Exercise goal.
Can you restate the records below word for word?

Input rows.

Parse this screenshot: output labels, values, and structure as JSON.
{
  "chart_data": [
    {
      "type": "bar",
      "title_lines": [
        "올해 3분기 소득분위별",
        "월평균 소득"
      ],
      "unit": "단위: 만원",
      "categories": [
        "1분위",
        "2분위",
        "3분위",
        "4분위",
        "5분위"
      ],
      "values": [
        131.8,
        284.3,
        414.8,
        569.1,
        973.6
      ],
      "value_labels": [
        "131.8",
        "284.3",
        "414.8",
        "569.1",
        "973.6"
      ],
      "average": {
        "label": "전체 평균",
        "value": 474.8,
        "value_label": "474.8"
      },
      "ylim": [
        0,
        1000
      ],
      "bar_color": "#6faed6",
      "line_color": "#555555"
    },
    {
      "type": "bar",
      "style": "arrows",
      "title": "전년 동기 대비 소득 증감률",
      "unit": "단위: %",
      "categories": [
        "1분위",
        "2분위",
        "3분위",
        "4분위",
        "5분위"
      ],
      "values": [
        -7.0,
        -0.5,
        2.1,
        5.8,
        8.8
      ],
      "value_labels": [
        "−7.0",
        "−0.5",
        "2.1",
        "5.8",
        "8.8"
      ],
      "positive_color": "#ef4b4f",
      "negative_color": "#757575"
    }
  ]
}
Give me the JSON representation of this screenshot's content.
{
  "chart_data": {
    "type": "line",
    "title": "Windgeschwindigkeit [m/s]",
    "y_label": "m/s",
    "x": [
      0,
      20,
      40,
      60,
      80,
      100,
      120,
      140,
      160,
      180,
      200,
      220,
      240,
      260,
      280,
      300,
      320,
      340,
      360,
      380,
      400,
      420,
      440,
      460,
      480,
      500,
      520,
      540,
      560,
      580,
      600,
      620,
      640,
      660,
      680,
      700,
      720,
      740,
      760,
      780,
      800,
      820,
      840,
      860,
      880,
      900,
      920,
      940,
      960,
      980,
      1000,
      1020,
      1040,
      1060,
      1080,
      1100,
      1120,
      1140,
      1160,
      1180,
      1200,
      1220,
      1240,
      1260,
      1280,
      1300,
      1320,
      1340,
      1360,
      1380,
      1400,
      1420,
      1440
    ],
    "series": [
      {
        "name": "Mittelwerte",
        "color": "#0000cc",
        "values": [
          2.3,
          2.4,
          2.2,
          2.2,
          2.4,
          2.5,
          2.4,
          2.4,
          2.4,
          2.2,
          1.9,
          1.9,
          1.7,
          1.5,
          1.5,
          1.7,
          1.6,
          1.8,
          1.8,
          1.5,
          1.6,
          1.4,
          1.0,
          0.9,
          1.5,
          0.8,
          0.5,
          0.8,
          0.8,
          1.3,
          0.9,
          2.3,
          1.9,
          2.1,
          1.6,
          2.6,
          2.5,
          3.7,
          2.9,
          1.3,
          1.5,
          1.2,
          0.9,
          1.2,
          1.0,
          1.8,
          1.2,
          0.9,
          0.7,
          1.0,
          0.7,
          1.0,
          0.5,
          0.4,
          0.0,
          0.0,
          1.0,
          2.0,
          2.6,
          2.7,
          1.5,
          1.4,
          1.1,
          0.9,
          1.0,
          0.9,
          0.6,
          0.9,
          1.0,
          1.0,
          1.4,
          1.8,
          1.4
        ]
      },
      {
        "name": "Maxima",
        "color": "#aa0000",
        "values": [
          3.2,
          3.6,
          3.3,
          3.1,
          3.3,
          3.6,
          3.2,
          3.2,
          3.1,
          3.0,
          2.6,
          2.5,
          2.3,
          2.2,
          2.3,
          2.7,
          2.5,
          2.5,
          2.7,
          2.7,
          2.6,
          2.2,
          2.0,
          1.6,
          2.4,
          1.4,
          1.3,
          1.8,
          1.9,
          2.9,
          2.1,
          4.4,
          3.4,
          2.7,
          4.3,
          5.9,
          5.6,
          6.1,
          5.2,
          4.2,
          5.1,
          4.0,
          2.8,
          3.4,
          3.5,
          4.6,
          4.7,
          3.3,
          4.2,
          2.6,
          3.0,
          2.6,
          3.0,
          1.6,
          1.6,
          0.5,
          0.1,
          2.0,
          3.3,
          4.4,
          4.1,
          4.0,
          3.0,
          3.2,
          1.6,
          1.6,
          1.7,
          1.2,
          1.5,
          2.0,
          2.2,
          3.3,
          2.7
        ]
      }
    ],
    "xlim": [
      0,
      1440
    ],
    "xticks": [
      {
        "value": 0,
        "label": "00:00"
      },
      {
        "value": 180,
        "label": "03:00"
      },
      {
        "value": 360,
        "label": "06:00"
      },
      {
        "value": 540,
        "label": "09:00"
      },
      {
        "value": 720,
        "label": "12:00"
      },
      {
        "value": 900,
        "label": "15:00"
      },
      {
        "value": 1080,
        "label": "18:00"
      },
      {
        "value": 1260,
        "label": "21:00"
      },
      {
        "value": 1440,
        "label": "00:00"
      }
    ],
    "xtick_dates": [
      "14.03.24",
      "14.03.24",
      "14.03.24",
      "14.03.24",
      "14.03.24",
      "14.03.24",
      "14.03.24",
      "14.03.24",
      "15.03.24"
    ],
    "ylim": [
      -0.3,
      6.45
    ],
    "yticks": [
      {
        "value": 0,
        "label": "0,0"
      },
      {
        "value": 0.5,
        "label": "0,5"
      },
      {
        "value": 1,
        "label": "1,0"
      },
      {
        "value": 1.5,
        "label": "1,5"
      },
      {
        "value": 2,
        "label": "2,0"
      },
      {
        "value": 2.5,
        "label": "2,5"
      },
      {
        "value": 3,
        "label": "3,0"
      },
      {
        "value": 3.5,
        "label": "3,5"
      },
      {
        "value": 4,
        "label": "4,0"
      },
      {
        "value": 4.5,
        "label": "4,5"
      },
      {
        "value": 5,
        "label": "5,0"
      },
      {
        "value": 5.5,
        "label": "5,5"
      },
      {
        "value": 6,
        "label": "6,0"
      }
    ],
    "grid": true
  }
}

Written solution.
Parse this screenshot: output labels, values, and structure as JSON.
{
  "chart_data": [
    {
      "type": "bar",
      "title_lines": [
        "올해 3분기 소득분위별",
        "월평균 소득"
      ],
      "unit": "단위: 만원",
      "categories": [
        "1분위",
        "2분위",
        "3분위",
        "4분위",
        "5분위"
      ],
      "values": [
        131.8,
        284.3,
        414.8,
        569.1,
        973.6
      ],
      "value_labels": [
        "131.8",
        "284.3",
        "414.8",
        "569.1",
        "973.6"
      ],
      "average": {
        "label": "전체 평균",
        "value": 474.8,
        "value_label": "474.8"
      },
      "ylim": [
        0,
        1000
      ],
      "bar_color": "#6faed6",
      "line_color": "#555555"
    },
    {
      "type": "bar",
      "style": "arrows",
      "title": "전년 동기 대비 소득 증감률",
      "unit": "단위: %",
      "categories": [
        "1분위",
        "2분위",
        "3분위",
        "4분위",
        "5분위"
      ],
      "values": [
        -7.0,
        -0.5,
        2.1,
        5.8,
        8.8
      ],
      "value_labels": [
        "−7.0",
        "−0.5",
        "2.1",
        "5.8",
        "8.8"
      ],
      "positive_color": "#ef4b4f",
      "negative_color": "#757575"
    }
  ]
}
Give me the JSON representation of this screenshot's content.
{
  "chart_data": {
    "type": "line",
    "title": "Windgeschwindigkeit [m/s]",
    "y_label": "m/s",
    "x": [
      0,
      20,
      40,
      60,
      80,
      100,
      120,
      140,
      160,
      180,
      200,
      220,
      240,
      260,
      280,
      300,
      320,
      340,
      360,
      380,
      400,
      420,
      440,
      460,
      480,
      500,
      520,
      540,
      560,
      580,
      600,
      620,
      640,
      660,
      680,
      700,
      720,
      740,
      760,
      780,
      800,
      820,
      840,
      860,
      880,
      900,
      920,
      940,
      960,
      980,
      1000,
      1020,
      1040,
      1060,
      1080,
      1100,
      1120,
      1140,
      1160,
      1180,
      1200,
      1220,
      1240,
      1260,
      1280,
      1300,
      1320,
      1340,
      1360,
      1380,
      1400,
      1420,
      1440
    ],
    "series": [
      {
        "name": "Mittelwerte",
        "color": "#0000cc",
        "values": [
          2.3,
          2.4,
          2.2,
          2.2,
          2.4,
          2.5,
          2.4,
          2.4,
          2.4,
          2.2,
          1.9,
          1.9,
          1.7,
          1.5,
          1.5,
          1.7,
          1.6,
          1.8,
          1.8,
          1.5,
          1.6,
          1.4,
          1.0,
          0.9,
          1.5,
          0.8,
          0.5,
          0.8,
          0.8,
          1.3,
          0.9,
          2.3,
          1.9,
          2.1,
          1.6,
          2.6,
          2.5,
          3.7,
          2.9,
          1.3,
          1.5,
          1.2,
          0.9,
          1.2,
          1.0,
          1.8,
          1.2,
          0.9,
          0.7,
          1.0,
          0.7,
          1.0,
          0.5,
          0.4,
          0.0,
          0.0,
          1.0,
          2.0,
          2.6,
          2.7,
          1.5,
          1.4,
          1.1,
          0.9,
          1.0,
          0.9,
          0.6,
          0.9,
          1.0,
          1.0,
          1.4,
          1.8,
          1.4
        ]
      },
      {
        "name": "Maxima",
        "color": "#aa0000",
        "values": [
          3.2,
          3.6,
          3.3,
          3.1,
          3.3,
          3.6,
          3.2,
          3.2,
          3.1,
          3.0,
          2.6,
          2.5,
          2.3,
          2.2,
          2.3,
          2.7,
          2.5,
          2.5,
          2.7,
          2.7,
          2.6,
          2.2,
          2.0,
          1.6,
          2.4,
          1.4,
          1.3,
          1.8,
          1.9,
          2.9,
          2.1,
          4.4,
          3.4,
          2.7,
          4.3,
          5.9,
          5.6,
          6.1,
          5.2,
          4.2,
          5.1,
          4.0,
          2.8,
          3.4,
          3.5,
          4.6,
          4.7,
          3.3,
          4.2,
          2.6,
          3.0,
          2.6,
          3.0,
          1.6,
          1.6,
          0.5,
          0.1,
          2.0,
          3.3,
          4.4,
          4.1,
          4.0,
          3.0,
          3.2,
          1.6,
          1.6,
          1.7,
          1.2,
          1.5,
          2.0,
          2.2,
          3.3,
          2.7
        ]
      }
    ],
    "xlim": [
      0,
      1440
    ],
    "xticks": [
      {
        "value": 0,
        "label": "00:00"
      },
      {
        "value": 180,
        "label": "03:00"
      },
      {
        "value": 360,
        "label": "06:00"
      },
      {
        "value": 540,
        "label": "09:00"
      },
      {
        "value": 720,
        "label": "12:00"
      },
      {
        "value": 900,
        "label": "15:00"
      },
      {
        "value": 1080,
        "label": "18:00"
      },
      {
        "value": 1260,
        "label": "21:00"
      },
      {
        "value": 1440,
        "label": "00:00"
      }
    ],
    "xtick_dates": [
      "14.03.24",
      "14.03.24",
      "14.03.24",
      "14.03.24",
      "14.03.24",
      "14.03.24",
      "14.03.24",
      "14.03.24",
      "15.03.24"
    ],
    "ylim": [
      -0.3,
      6.45
    ],
    "yticks": [
      {
        "value": 0,
        "label": "0,0"
      },
      {
        "value": 0.5,
        "label": "0,5"
      },
      {
        "value": 1,
        "label": "1,0"
      },
      {
        "value": 1.5,
        "label": "1,5"
      },
      {
        "value": 2,
        "label": "2,0"
      },
      {
        "value": 2.5,
        "label": "2,5"
      },
      {
        "value": 3,
        "label": "3,0"
      },
      {
        "value": 3.5,
        "label": "3,5"
      },
      {
        "value": 4,
        "label": "4,0"
      },
      {
        "value": 4.5,
        "label": "4,5"
      },
      {
        "value": 5,
        "label": "5,0"
      },
      {
        "value": 5.5,
        "label": "5,5"
      },
      {
        "value": 6,
        "label": "6,0"
      }
    ],
    "grid": true
  }
}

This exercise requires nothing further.